> **Texte fourni**
---*---
La lettre gestion des groupes internationaux

Juin 2018

Tour d’horizon de l’actualité fiscale des institutions européennes

Publié le 18 juin 2018 à 16h45    Mis à jour le 22 juin 2018 à 15h31

Emmanuel Raingeard de la Bletière et Valentin Leroy, PwC Société d’Avocats

Les réunions du Conseil ECOFIN d’avril et mai 2018 offrent l’occasion de revenir sur l’activité législative de l’Union, toujours aussi dense tant du côté de la Commission, avec de nouvelles propositions de directive, que du côté du Conseil, avec les travaux «politiques» du groupe Code de conduite sur la liste de l’Union des Etats et territoires non coopératifs à des fins fiscales.

Par Emmanuel Raingeard de la Bletière, avocat associé, PwC Société d’Avocats et Valentin Leroy, collaborateur, PwC Société d’Avocats

La Commission poursuit sa mise en œuvre coordonnée, au sein de l’Union européenne, des mesures préconisées par les rapports BEPS de l’OCDE. Deux ans après l’adoption de la directive sur l’échange automatique des déclarations pays par pays (action 14 du BEPS), un an après celle de la directive relative aux dispositifs anti-hybrides (action 2), le Conseil ECOFIN a formellement adopté le 25 mai dernier la directive relative à la déclaration obligatoire et l’échange automatique d’informations sur les dispositifs de planification fiscale transfrontalière à caractère potentiellement agressif (action 12).

Les travaux de la Commission se focalisent désormais sur l’action 1 du projet BEPS relative à l’adaptation de la fiscalité internationale à l’ère de l’économie numérique. Son projet, particulièrement ambitieux, repose sur deux propositions de directive d’application successive : la première, qui s’inscrit dans une perspective de long terme, vise à élargir le concept d’établissement stable (ce qui suppose, au préalable, une modification – fastidieuse et hasardeuse – de l’ensemble des conventions fiscales signées entre les Etats membres de l’Union et les pays tiers) afin d’y inclure la notion de «présences numériques significatives» ; la seconde prévoit l’institution, dans l’attente d’un consensus entre Etats membres sur la définition d’un cadre pérenne et harmonisé d’imposition des activités du numérique, d’une taxe sur les services numériques prélevée au taux de 3 % sur les produits tirés de la fourniture de certains services numériques. Soutenue avec ferveur par la France, la démarche de la Commission, présentée au Conseil ECOFIN le 23 avril dernier, n’a pas rencontré l’enthousiasme espéré auprès des autres délégations, certaines d’entre elles estimant préférable d’attendre l’achèvement des travaux de l’OCDE dont la publication du rapport final n’est prévue qu’en 2020.
---*---
> **Données fournies**
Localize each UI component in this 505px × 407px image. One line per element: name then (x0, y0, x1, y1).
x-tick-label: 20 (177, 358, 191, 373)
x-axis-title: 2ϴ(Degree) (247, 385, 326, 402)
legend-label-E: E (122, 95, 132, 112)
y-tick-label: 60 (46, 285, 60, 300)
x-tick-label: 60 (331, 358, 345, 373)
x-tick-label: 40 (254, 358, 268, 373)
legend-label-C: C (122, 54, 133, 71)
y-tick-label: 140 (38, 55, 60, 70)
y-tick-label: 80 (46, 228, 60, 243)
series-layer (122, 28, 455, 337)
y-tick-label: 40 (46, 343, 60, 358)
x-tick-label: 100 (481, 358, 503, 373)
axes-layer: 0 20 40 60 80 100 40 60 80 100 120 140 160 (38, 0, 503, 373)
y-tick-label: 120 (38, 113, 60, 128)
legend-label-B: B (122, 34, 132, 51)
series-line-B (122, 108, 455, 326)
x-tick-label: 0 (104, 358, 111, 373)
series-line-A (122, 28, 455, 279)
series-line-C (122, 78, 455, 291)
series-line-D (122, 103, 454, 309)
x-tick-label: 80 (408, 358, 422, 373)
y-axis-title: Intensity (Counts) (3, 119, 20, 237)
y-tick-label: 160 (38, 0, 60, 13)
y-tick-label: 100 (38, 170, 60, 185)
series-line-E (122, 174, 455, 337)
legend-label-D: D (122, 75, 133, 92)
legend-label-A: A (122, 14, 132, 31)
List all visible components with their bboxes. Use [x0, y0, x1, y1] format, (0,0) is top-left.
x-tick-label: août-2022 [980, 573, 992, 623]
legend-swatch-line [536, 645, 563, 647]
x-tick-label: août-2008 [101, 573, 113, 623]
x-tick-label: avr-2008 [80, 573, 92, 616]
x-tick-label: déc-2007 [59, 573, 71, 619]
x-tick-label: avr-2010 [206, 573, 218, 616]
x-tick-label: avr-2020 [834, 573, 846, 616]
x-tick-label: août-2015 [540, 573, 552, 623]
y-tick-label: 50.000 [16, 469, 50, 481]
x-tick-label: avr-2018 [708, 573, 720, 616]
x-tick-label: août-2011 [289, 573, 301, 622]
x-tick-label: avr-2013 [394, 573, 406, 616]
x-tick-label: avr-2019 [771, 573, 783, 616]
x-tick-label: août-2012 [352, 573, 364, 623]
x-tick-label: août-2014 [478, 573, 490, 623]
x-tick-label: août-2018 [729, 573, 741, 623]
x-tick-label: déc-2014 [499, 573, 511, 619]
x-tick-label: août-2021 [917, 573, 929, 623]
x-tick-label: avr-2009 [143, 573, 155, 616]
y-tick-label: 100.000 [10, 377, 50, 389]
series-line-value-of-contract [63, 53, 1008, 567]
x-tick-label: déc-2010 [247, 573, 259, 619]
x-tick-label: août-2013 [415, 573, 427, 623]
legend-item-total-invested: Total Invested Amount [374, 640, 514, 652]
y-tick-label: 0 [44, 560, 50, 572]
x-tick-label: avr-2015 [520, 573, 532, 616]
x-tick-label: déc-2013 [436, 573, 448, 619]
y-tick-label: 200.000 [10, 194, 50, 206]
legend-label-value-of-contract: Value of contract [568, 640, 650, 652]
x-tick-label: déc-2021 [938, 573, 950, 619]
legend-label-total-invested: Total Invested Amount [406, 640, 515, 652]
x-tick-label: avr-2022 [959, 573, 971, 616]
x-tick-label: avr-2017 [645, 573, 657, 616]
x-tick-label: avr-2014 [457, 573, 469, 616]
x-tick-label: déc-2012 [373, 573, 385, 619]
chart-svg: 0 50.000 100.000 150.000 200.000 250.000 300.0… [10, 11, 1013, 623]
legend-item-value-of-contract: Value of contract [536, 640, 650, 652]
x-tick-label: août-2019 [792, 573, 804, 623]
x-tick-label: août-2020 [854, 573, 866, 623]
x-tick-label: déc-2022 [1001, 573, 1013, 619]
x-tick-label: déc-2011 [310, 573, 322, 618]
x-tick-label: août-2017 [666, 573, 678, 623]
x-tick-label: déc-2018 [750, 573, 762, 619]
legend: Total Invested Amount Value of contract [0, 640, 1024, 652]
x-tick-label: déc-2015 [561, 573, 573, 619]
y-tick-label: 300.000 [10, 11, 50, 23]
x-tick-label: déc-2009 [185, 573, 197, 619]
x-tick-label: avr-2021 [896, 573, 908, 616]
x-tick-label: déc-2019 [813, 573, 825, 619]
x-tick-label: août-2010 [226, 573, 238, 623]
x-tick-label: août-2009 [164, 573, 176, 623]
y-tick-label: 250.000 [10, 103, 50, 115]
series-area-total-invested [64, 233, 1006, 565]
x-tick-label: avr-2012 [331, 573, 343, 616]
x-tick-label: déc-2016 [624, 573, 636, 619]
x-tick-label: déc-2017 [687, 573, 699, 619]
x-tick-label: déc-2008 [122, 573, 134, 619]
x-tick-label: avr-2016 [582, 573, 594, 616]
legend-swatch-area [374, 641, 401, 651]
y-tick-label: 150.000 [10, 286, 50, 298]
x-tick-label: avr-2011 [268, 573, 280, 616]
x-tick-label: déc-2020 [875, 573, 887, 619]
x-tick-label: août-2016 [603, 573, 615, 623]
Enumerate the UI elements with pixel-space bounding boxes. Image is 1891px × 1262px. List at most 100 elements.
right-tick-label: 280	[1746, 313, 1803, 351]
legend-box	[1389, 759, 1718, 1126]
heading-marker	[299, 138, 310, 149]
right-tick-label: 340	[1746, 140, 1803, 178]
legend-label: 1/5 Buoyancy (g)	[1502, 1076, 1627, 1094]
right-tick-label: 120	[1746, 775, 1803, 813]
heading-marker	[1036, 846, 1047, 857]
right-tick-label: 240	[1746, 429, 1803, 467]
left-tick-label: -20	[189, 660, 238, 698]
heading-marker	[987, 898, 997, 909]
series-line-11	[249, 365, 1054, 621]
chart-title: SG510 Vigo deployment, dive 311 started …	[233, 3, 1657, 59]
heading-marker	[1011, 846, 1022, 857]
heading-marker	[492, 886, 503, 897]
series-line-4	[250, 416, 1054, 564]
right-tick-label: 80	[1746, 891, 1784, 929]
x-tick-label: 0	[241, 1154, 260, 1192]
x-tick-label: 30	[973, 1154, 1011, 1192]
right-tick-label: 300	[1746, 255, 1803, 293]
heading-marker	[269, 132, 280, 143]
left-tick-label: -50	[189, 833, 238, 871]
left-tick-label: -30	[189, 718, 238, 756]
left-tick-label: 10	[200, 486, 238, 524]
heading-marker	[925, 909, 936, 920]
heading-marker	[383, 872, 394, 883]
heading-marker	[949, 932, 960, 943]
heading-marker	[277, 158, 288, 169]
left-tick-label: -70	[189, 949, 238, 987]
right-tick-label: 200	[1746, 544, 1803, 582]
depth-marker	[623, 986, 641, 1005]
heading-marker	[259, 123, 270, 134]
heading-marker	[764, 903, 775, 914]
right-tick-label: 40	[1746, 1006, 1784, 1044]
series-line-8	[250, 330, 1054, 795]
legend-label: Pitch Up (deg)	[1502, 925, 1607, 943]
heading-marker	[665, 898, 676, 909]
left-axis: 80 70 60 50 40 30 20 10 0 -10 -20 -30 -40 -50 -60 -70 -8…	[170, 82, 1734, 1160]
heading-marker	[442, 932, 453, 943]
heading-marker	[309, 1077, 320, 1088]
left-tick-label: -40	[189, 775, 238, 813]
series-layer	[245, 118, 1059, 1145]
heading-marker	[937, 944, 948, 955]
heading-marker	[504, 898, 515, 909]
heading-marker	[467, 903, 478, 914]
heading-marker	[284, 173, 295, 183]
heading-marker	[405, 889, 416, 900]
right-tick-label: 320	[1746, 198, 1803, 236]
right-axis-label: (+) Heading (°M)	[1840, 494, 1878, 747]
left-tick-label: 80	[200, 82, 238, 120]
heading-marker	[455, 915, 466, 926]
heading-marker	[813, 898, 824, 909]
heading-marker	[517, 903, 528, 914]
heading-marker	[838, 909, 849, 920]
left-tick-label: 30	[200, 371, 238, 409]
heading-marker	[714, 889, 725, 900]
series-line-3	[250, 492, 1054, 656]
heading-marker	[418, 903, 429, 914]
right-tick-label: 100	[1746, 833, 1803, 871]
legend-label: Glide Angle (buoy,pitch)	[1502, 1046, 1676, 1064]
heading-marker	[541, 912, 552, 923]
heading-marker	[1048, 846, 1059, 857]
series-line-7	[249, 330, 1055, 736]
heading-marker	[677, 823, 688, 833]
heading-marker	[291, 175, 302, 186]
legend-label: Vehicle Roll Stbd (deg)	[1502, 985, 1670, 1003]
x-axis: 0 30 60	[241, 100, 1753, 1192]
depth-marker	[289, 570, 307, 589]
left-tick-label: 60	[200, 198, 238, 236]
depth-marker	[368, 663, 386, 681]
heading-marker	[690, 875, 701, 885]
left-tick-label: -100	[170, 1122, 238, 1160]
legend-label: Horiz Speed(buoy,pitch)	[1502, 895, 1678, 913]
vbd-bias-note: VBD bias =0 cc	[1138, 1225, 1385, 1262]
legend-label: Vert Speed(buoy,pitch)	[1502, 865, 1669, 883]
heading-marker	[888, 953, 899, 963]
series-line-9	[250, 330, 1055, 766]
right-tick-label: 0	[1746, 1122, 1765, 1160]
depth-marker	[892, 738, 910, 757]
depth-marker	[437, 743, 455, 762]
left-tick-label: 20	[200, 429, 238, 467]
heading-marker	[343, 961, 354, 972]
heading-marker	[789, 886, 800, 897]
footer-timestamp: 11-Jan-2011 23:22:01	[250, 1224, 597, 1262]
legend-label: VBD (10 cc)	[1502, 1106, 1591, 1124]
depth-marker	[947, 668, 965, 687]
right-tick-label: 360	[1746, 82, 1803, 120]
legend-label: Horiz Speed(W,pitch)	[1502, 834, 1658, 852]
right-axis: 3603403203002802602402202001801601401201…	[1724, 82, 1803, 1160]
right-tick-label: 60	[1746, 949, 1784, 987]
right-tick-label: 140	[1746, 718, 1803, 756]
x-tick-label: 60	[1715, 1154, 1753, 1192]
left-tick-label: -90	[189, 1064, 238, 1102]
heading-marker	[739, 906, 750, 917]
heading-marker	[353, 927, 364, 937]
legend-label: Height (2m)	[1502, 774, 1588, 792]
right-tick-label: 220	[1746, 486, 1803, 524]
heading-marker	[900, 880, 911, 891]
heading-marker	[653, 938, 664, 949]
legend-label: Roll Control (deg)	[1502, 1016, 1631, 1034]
---*---
> **Consigne donnée A**
Répondez aux questions suivantes à l'aide de l'article sur l'actualité fiscale européenne.
(i) À quelle date le Conseil ECOFIN a-t-il formellement adopté la directive relative à la déclaration obligatoire des dispositifs de planification fiscale transfrontalière ?
(ii) À quel taux la taxe sur les services numériques serait-elle prélevée ?
(iii) En quelle année la publication du rapport final de l'OCDE est-elle prévue ?
> **Consigne donnée B**
Reproduisez telles quelles les lignes de la liste, de sa première ligne jusqu'à celle qui contient « legend-label-A: A (122, 14, 132, 31) », ces deux lignes comprises.

> **Bonne réponse A**
(i) Le 25 mai.
(ii) 3 %.
(iii) En 2020.

> **Bonne réponse B**
Localize each UI component in this 505px × 407px image. One line per element: name then (x0, y0, x1, y1).
x-tick-label: 20 (177, 358, 191, 373)
x-axis-title: 2ϴ(Degree) (247, 385, 326, 402)
legend-label-E: E (122, 95, 132, 112)
y-tick-label: 60 (46, 285, 60, 300)
x-tick-label: 60 (331, 358, 345, 373)
x-tick-label: 40 (254, 358, 268, 373)
legend-label-C: C (122, 54, 133, 71)
y-tick-label: 140 (38, 55, 60, 70)
y-tick-label: 80 (46, 228, 60, 243)
series-layer (122, 28, 455, 337)
y-tick-label: 40 (46, 343, 60, 358)
x-tick-label: 100 (481, 358, 503, 373)
axes-layer: 0 20 40 60 80 100 40 60 80 100 120 140 160 (38, 0, 503, 373)
y-tick-label: 120 (38, 113, 60, 128)
legend-label-B: B (122, 34, 132, 51)
series-line-B (122, 108, 455, 326)
x-tick-label: 0 (104, 358, 111, 373)
series-line-A (122, 28, 455, 279)
series-line-C (122, 78, 455, 291)
series-line-D (122, 103, 454, 309)
x-tick-label: 80 (408, 358, 422, 373)
y-axis-title: Intensity (Counts) (3, 119, 20, 237)
y-tick-label: 160 (38, 0, 60, 13)
y-tick-label: 100 (38, 170, 60, 185)
series-line-E (122, 174, 455, 337)
legend-label-D: D (122, 75, 133, 92)
legend-label-A: A (122, 14, 132, 31)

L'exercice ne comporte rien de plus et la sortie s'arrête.